EXCERPT:
(begin)

If you are wondering why git does not provide such a command out of the box, the TL;DR is that in git branches and commits do not have a parent branch.

Why do we want to find a parent branch?

If your workflow with git uses feature branches, then it might happen often that you create a branch from another branch, make some changes, and then want to merge it back.

This workflow creates at least two use cases where it would be useful to have a parent branch.

Better merge request UI

When developing, often a branch is created from another branch, some changes are made, then one wants to merge the branch back to the previous one.

Gitlab (and other repositories), offer a webpage for creating merge requests.

By default, it proposes to merge the branch into another, which probably is not the one we are interested in.

If Gitlab could recognize where a branch came from, it could provide a better default value.

The same holds for the command line and other tools.

cache

If one branch is created from another one, chances are that the diff is not big. If some caching mechanism is used (for example ccache) during the build process, then it normally makes sense to use the same cache folders for different builds.

It is possible to use a global cache for all branches too. If there are multiple main branches with great differences, then it will be generally less efficient, as the ratio of "cache hit"/"cache misses" will be much lower.

This can be avoided by using a larger cache, but it might reduce the average performance, as more objects need to be inspected.

In the case of concurrent builds, different cache folders can also improve performance, as fewer synchronizations between processes are required.

Why is it not possible to define a parent?

Most repositories have a semi-linear history or a history that resembles a tree.

(end)

GIVEN DATA:

(begin)

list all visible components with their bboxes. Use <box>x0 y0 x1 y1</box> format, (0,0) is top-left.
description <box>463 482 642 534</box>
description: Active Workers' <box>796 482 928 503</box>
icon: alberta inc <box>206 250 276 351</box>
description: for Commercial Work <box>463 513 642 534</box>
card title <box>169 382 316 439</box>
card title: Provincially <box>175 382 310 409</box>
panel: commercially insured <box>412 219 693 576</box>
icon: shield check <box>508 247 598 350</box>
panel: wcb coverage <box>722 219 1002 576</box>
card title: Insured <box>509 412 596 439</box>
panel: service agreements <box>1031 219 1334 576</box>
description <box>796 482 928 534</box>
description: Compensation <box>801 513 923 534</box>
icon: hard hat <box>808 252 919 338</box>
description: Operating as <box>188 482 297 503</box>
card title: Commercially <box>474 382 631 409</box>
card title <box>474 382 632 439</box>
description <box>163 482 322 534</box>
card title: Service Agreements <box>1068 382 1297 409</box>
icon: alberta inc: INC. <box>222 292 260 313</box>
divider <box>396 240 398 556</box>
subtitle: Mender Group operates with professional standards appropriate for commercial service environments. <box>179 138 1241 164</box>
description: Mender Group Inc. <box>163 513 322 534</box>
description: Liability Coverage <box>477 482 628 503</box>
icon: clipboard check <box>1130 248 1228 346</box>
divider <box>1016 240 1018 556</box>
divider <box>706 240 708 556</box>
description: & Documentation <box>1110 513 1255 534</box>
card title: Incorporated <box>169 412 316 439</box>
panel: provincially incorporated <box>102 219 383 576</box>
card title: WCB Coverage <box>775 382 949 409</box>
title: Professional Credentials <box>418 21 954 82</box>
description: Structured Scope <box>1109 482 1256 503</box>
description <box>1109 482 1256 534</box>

(end)

GIVEN TASK: Please duplicate the text on git parent branches between "Gitlab (and other" and "and other tools.", inclusive. The records come from a source unrelated to the text on git parent branches.

WORKED ANSWER:
Gitlab (and other repositories), offer a webpage for creating merge requests.

By default, it proposes to merge the branch into another, which probably is not the one we are interested in.

If Gitlab could recognize where a branch came from, it could provide a better default value.

The same holds for the command line and other tools.